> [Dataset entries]
%%

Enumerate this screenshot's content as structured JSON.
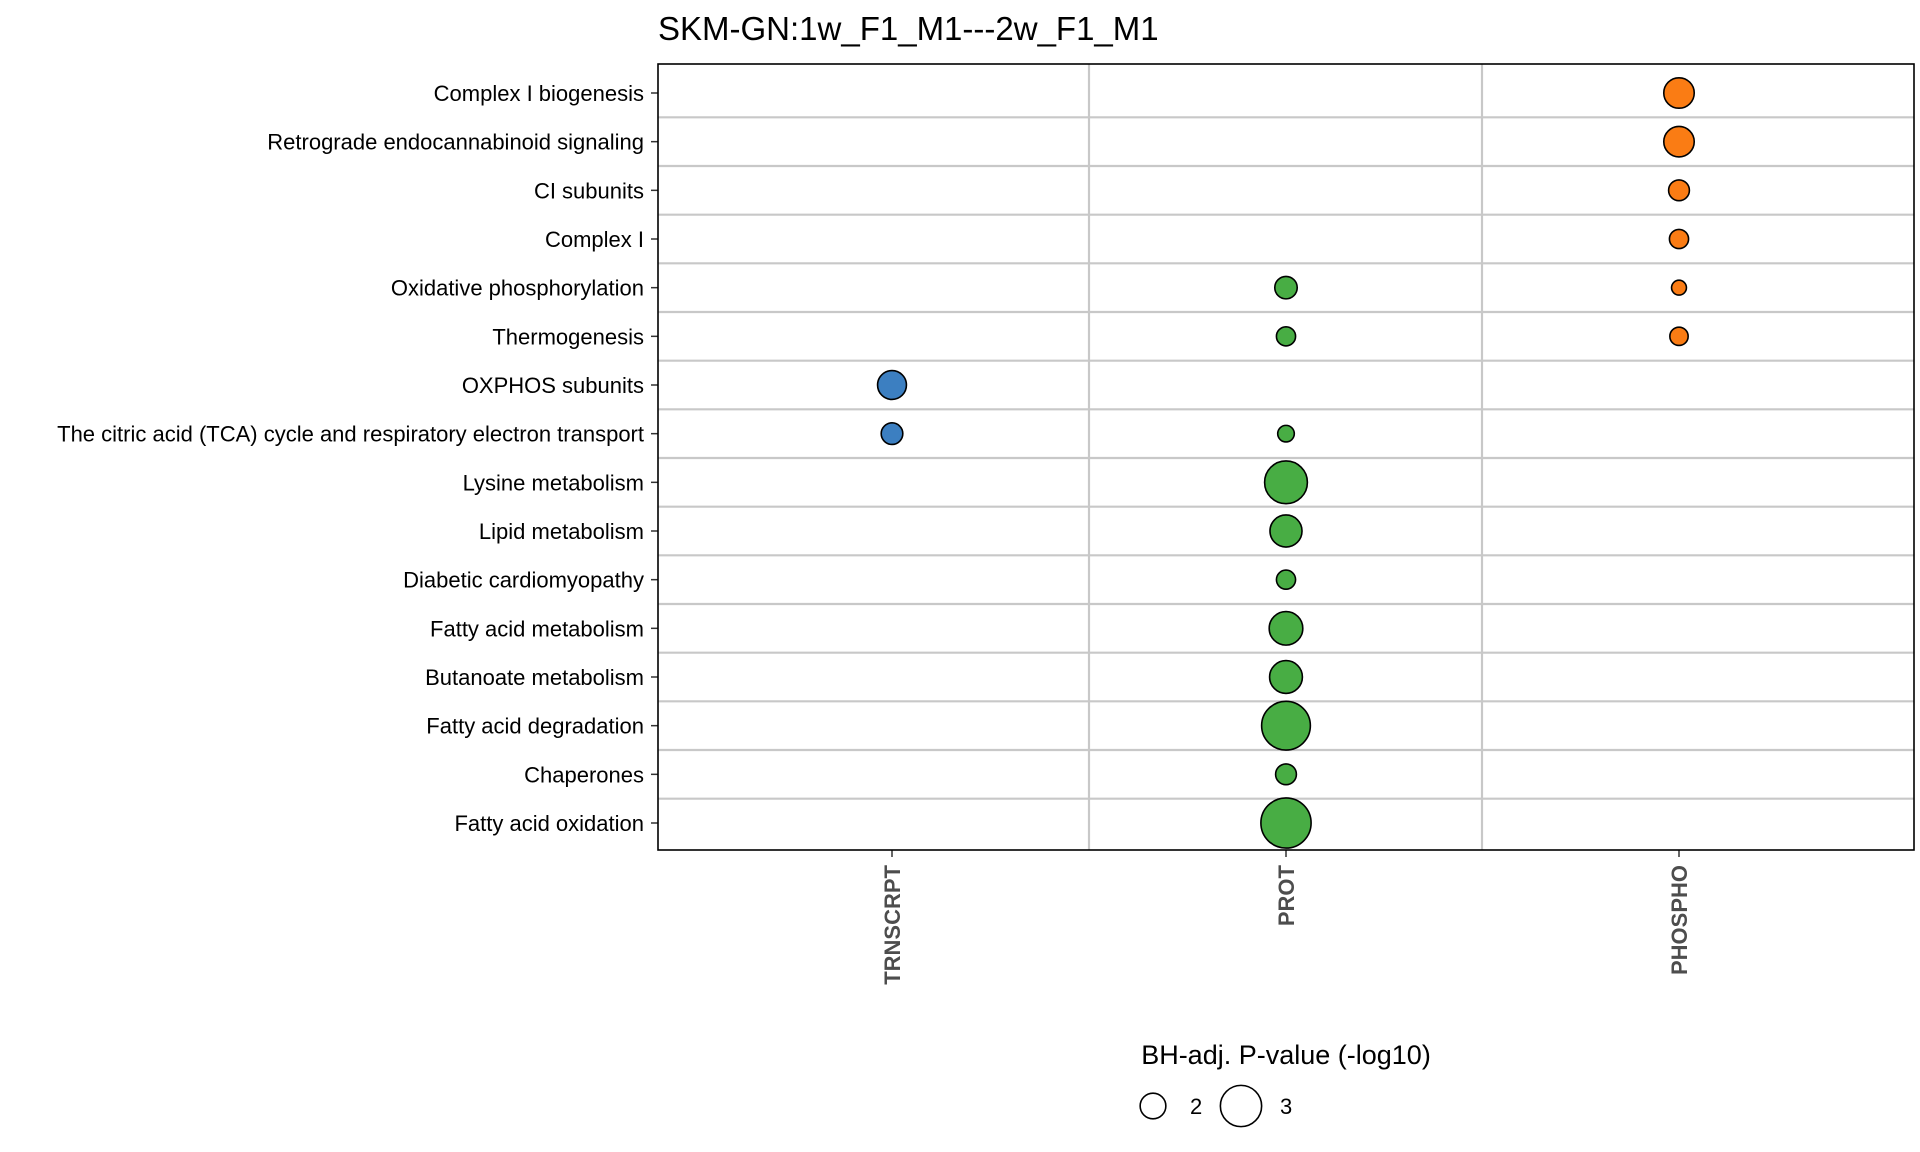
{
  "chart_data": {
    "type": "scatter",
    "title": "SKM-GN:1w_F1_M1---2w_F1_M1",
    "xlabel": "",
    "ylabel": "",
    "categories_x": [
      "TRNSCRPT",
      "PROT",
      "PHOSPHO"
    ],
    "categories_y": [
      "Complex I biogenesis",
      "Retrograde endocannabinoid signaling",
      "CI subunits",
      "Complex I",
      "Oxidative phosphorylation",
      "Thermogenesis",
      "OXPHOS subunits",
      "The citric acid (TCA) cycle and respiratory electron transport",
      "Lysine metabolism",
      "Lipid metabolism",
      "Diabetic cardiomyopathy",
      "Fatty acid metabolism",
      "Butanoate metabolism",
      "Fatty acid degradation",
      "Chaperones",
      "Fatty acid oxidation"
    ],
    "grid": true,
    "legend_position": "bottom",
    "size_legend": {
      "title": "BH-adj. P-value (-log10)",
      "breaks": [
        2,
        3
      ]
    },
    "colors": {
      "TRNSCRPT": "#3c7fc1",
      "PROT": "#48ad44",
      "PHOSPHO": "#fa7c14",
      "grid": "#c8c8c8",
      "outline": "#000000"
    },
    "points": [
      {
        "x": "PHOSPHO",
        "y": "Complex I biogenesis",
        "value": 2.3
      },
      {
        "x": "PHOSPHO",
        "y": "Retrograde endocannabinoid signaling",
        "value": 2.3
      },
      {
        "x": "PHOSPHO",
        "y": "CI subunits",
        "value": 1.7
      },
      {
        "x": "PHOSPHO",
        "y": "Complex I",
        "value": 1.6
      },
      {
        "x": "PROT",
        "y": "Oxidative phosphorylation",
        "value": 1.8
      },
      {
        "x": "PHOSPHO",
        "y": "Oxidative phosphorylation",
        "value": 1.35
      },
      {
        "x": "PROT",
        "y": "Thermogenesis",
        "value": 1.6
      },
      {
        "x": "PHOSPHO",
        "y": "Thermogenesis",
        "value": 1.55
      },
      {
        "x": "TRNSCRPT",
        "y": "OXPHOS subunits",
        "value": 2.2
      },
      {
        "x": "TRNSCRPT",
        "y": "The citric acid (TCA) cycle and respiratory electron transport",
        "value": 1.75
      },
      {
        "x": "PROT",
        "y": "The citric acid (TCA) cycle and respiratory electron transport",
        "value": 1.45
      },
      {
        "x": "PROT",
        "y": "Lysine metabolism",
        "value": 3.1
      },
      {
        "x": "PROT",
        "y": "Lipid metabolism",
        "value": 2.4
      },
      {
        "x": "PROT",
        "y": "Diabetic cardiomyopathy",
        "value": 1.6
      },
      {
        "x": "PROT",
        "y": "Fatty acid metabolism",
        "value": 2.5
      },
      {
        "x": "PROT",
        "y": "Butanoate metabolism",
        "value": 2.45
      },
      {
        "x": "PROT",
        "y": "Fatty acid degradation",
        "value": 3.5
      },
      {
        "x": "PROT",
        "y": "Chaperones",
        "value": 1.7
      },
      {
        "x": "PROT",
        "y": "Fatty acid oxidation",
        "value": 3.6
      }
    ]
  }
}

%%

> [YOUR TASK]
Every line that holds the string "Lipid" must be copied from the records above.

> [WORKED SOLUTION]
      "Lipid metabolism",
        "y": "Lipid metabolism",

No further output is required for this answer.